## Set exercise
Pick out each line of the records in which the word "tanh" appears.

[start Task material]

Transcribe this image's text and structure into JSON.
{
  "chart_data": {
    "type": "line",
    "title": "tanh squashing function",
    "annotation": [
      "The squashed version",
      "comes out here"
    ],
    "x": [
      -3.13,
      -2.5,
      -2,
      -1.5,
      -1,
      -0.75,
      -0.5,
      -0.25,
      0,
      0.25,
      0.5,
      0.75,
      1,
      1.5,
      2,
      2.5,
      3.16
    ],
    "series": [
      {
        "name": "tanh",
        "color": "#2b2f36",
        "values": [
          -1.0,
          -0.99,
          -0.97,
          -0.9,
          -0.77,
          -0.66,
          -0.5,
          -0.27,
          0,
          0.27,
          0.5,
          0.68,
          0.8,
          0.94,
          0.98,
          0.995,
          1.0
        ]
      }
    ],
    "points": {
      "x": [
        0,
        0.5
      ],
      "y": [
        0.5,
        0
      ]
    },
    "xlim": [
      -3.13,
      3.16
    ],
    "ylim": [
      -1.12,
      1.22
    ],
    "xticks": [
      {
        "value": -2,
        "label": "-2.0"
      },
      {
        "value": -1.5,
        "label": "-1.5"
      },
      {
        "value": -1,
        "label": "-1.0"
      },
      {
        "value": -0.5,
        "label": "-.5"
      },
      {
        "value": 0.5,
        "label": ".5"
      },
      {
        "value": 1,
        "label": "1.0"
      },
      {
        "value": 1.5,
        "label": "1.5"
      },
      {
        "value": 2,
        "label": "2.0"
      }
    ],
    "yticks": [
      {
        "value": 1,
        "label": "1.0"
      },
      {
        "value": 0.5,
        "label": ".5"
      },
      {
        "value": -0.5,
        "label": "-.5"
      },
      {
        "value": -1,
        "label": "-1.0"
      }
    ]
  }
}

[end Task material]

## Correct output
    "title": "tanh squashing function",
        "name": "tanh",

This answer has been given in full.